→ Set problem
Return each entry exactly, with none missing.

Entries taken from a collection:

○ ○ ○ ○

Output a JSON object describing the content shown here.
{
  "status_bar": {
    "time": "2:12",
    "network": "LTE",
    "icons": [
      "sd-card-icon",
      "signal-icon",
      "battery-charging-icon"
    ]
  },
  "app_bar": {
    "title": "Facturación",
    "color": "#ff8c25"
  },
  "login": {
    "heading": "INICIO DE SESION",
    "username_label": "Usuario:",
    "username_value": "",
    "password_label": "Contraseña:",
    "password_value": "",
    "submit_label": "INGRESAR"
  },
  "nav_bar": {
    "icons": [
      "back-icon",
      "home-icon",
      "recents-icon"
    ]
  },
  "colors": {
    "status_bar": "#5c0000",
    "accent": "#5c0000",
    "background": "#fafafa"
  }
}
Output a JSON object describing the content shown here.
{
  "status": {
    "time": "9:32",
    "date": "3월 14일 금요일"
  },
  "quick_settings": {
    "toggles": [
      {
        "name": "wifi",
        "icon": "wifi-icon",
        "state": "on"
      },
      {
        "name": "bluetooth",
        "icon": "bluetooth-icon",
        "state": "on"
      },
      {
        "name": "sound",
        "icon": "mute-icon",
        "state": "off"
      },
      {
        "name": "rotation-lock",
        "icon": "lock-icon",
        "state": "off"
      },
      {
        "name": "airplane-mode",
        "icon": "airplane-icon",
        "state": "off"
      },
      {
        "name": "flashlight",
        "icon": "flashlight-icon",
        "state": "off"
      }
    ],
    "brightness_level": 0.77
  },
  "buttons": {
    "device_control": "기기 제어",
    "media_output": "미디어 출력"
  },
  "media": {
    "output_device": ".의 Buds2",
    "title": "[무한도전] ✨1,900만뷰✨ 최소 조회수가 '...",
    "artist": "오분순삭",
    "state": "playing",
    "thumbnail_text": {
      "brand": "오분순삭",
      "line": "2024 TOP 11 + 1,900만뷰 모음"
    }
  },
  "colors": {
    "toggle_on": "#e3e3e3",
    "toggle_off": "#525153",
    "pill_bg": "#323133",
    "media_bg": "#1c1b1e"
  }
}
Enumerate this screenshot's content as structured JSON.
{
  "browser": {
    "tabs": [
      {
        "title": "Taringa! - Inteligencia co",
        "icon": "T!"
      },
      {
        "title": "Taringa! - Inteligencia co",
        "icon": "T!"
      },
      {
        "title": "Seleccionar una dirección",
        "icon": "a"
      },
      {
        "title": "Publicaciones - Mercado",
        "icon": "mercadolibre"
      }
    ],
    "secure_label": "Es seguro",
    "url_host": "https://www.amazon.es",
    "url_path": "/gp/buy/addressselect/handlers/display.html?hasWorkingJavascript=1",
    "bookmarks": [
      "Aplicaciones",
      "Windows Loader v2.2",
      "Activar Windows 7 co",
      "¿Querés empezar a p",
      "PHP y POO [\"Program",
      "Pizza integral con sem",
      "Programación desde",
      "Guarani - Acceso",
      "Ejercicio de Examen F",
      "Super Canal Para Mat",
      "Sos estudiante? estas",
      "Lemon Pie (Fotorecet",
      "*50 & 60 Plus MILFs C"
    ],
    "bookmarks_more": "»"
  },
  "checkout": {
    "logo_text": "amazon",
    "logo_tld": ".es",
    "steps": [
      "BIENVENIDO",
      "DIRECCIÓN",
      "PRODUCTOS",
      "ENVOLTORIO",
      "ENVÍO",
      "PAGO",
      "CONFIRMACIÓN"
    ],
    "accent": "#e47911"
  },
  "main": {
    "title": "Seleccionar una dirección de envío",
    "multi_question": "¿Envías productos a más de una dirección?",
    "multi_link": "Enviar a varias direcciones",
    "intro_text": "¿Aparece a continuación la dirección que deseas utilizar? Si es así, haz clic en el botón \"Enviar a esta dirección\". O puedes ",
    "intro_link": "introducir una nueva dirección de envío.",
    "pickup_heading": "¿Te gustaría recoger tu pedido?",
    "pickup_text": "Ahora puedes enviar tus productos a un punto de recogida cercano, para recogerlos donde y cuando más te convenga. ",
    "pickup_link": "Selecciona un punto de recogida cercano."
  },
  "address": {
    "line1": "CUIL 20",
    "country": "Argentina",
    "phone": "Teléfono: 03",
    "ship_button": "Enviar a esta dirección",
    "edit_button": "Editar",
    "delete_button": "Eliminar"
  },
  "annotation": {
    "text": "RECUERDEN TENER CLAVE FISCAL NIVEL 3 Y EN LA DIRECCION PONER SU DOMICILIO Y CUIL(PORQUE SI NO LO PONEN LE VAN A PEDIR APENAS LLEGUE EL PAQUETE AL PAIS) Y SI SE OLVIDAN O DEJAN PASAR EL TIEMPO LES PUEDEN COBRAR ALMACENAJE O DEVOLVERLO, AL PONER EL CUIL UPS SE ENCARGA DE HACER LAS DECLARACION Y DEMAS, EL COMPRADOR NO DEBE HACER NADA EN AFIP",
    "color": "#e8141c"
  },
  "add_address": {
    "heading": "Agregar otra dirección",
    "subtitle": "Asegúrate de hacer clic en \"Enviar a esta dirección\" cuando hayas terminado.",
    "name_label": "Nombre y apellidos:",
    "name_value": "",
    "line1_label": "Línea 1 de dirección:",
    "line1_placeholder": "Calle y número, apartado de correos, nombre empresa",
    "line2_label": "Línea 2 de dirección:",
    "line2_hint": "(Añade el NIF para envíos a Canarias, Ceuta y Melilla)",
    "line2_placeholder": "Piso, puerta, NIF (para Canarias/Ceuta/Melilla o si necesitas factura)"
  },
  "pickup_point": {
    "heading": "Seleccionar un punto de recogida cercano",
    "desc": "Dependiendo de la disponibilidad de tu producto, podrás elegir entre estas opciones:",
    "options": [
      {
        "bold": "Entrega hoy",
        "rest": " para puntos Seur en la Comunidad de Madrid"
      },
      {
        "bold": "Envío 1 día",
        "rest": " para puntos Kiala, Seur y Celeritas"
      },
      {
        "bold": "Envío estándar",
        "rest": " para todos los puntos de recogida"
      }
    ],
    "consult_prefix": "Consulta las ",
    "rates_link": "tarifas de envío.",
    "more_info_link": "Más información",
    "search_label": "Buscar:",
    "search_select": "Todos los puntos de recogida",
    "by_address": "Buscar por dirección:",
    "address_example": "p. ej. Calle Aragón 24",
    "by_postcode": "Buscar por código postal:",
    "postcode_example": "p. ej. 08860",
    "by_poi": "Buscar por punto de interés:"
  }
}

○ ○ ○ ○

→ Complete answer
Output a JSON object describing the content shown here.
{
  "status_bar": {
    "time": "2:12",
    "network": "LTE",
    "icons": [
      "sd-card-icon",
      "signal-icon",
      "battery-charging-icon"
    ]
  },
  "app_bar": {
    "title": "Facturación",
    "color": "#ff8c25"
  },
  "login": {
    "heading": "INICIO DE SESION",
    "username_label": "Usuario:",
    "username_value": "",
    "password_label": "Contraseña:",
    "password_value": "",
    "submit_label": "INGRESAR"
  },
  "nav_bar": {
    "icons": [
      "back-icon",
      "home-icon",
      "recents-icon"
    ]
  },
  "colors": {
    "status_bar": "#5c0000",
    "accent": "#5c0000",
    "background": "#fafafa"
  }
}
Output a JSON object describing the content shown here.
{
  "status": {
    "time": "9:32",
    "date": "3월 14일 금요일"
  },
  "quick_settings": {
    "toggles": [
      {
        "name": "wifi",
        "icon": "wifi-icon",
        "state": "on"
      },
      {
        "name": "bluetooth",
        "icon": "bluetooth-icon",
        "state": "on"
      },
      {
        "name": "sound",
        "icon": "mute-icon",
        "state": "off"
      },
      {
        "name": "rotation-lock",
        "icon": "lock-icon",
        "state": "off"
      },
      {
        "name": "airplane-mode",
        "icon": "airplane-icon",
        "state": "off"
      },
      {
        "name": "flashlight",
        "icon": "flashlight-icon",
        "state": "off"
      }
    ],
    "brightness_level": 0.77
  },
  "buttons": {
    "device_control": "기기 제어",
    "media_output": "미디어 출력"
  },
  "media": {
    "output_device": ".의 Buds2",
    "title": "[무한도전] ✨1,900만뷰✨ 최소 조회수가 '...",
    "artist": "오분순삭",
    "state": "playing",
    "thumbnail_text": {
      "brand": "오분순삭",
      "line": "2024 TOP 11 + 1,900만뷰 모음"
    }
  },
  "colors": {
    "toggle_on": "#e3e3e3",
    "toggle_off": "#525153",
    "pill_bg": "#323133",
    "media_bg": "#1c1b1e"
  }
}
Enumerate this screenshot's content as structured JSON.
{
  "browser": {
    "tabs": [
      {
        "title": "Taringa! - Inteligencia co",
        "icon": "T!"
      },
      {
        "title": "Taringa! - Inteligencia co",
        "icon": "T!"
      },
      {
        "title": "Seleccionar una dirección",
        "icon": "a"
      },
      {
        "title": "Publicaciones - Mercado",
        "icon": "mercadolibre"
      }
    ],
    "secure_label": "Es seguro",
    "url_host": "https://www.amazon.es",
    "url_path": "/gp/buy/addressselect/handlers/display.html?hasWorkingJavascript=1",
    "bookmarks": [
      "Aplicaciones",
      "Windows Loader v2.2",
      "Activar Windows 7 co",
      "¿Querés empezar a p",
      "PHP y POO [\"Program",
      "Pizza integral con sem",
      "Programación desde",
      "Guarani - Acceso",
      "Ejercicio de Examen F",
      "Super Canal Para Mat",
      "Sos estudiante? estas",
      "Lemon Pie (Fotorecet",
      "*50 & 60 Plus MILFs C"
    ],
    "bookmarks_more": "»"
  },
  "checkout": {
    "logo_text": "amazon",
    "logo_tld": ".es",
    "steps": [
      "BIENVENIDO",
      "DIRECCIÓN",
      "PRODUCTOS",
      "ENVOLTORIO",
      "ENVÍO",
      "PAGO",
      "CONFIRMACIÓN"
    ],
    "accent": "#e47911"
  },
  "main": {
    "title": "Seleccionar una dirección de envío",
    "multi_question": "¿Envías productos a más de una dirección?",
    "multi_link": "Enviar a varias direcciones",
    "intro_text": "¿Aparece a continuación la dirección que deseas utilizar? Si es así, haz clic en el botón \"Enviar a esta dirección\". O puedes ",
    "intro_link": "introducir una nueva dirección de envío.",
    "pickup_heading": "¿Te gustaría recoger tu pedido?",
    "pickup_text": "Ahora puedes enviar tus productos a un punto de recogida cercano, para recogerlos donde y cuando más te convenga. ",
    "pickup_link": "Selecciona un punto de recogida cercano."
  },
  "address": {
    "line1": "CUIL 20",
    "country": "Argentina",
    "phone": "Teléfono: 03",
    "ship_button": "Enviar a esta dirección",
    "edit_button": "Editar",
    "delete_button": "Eliminar"
  },
  "annotation": {
    "text": "RECUERDEN TENER CLAVE FISCAL NIVEL 3 Y EN LA DIRECCION PONER SU DOMICILIO Y CUIL(PORQUE SI NO LO PONEN LE VAN A PEDIR APENAS LLEGUE EL PAQUETE AL PAIS) Y SI SE OLVIDAN O DEJAN PASAR EL TIEMPO LES PUEDEN COBRAR ALMACENAJE O DEVOLVERLO, AL PONER EL CUIL UPS SE ENCARGA DE HACER LAS DECLARACION Y DEMAS, EL COMPRADOR NO DEBE HACER NADA EN AFIP",
    "color": "#e8141c"
  },
  "add_address": {
    "heading": "Agregar otra dirección",
    "subtitle": "Asegúrate de hacer clic en \"Enviar a esta dirección\" cuando hayas terminado.",
    "name_label": "Nombre y apellidos:",
    "name_value": "",
    "line1_label": "Línea 1 de dirección:",
    "line1_placeholder": "Calle y número, apartado de correos, nombre empresa",
    "line2_label": "Línea 2 de dirección:",
    "line2_hint": "(Añade el NIF para envíos a Canarias, Ceuta y Melilla)",
    "line2_placeholder": "Piso, puerta, NIF (para Canarias/Ceuta/Melilla o si necesitas factura)"
  },
  "pickup_point": {
    "heading": "Seleccionar un punto de recogida cercano",
    "desc": "Dependiendo de la disponibilidad de tu producto, podrás elegir entre estas opciones:",
    "options": [
      {
        "bold": "Entrega hoy",
        "rest": " para puntos Seur en la Comunidad de Madrid"
      },
      {
        "bold": "Envío 1 día",
        "rest": " para puntos Kiala, Seur y Celeritas"
      },
      {
        "bold": "Envío estándar",
        "rest": " para todos los puntos de recogida"
      }
    ],
    "consult_prefix": "Consulta las ",
    "rates_link": "tarifas de envío.",
    "more_info_link": "Más información",
    "search_label": "Buscar:",
    "search_select": "Todos los puntos de recogida",
    "by_address": "Buscar por dirección:",
    "address_example": "p. ej. Calle Aragón 24",
    "by_postcode": "Buscar por código postal:",
    "postcode_example": "p. ej. 08860",
    "by_poi": "Buscar por punto de interés:"
  }
}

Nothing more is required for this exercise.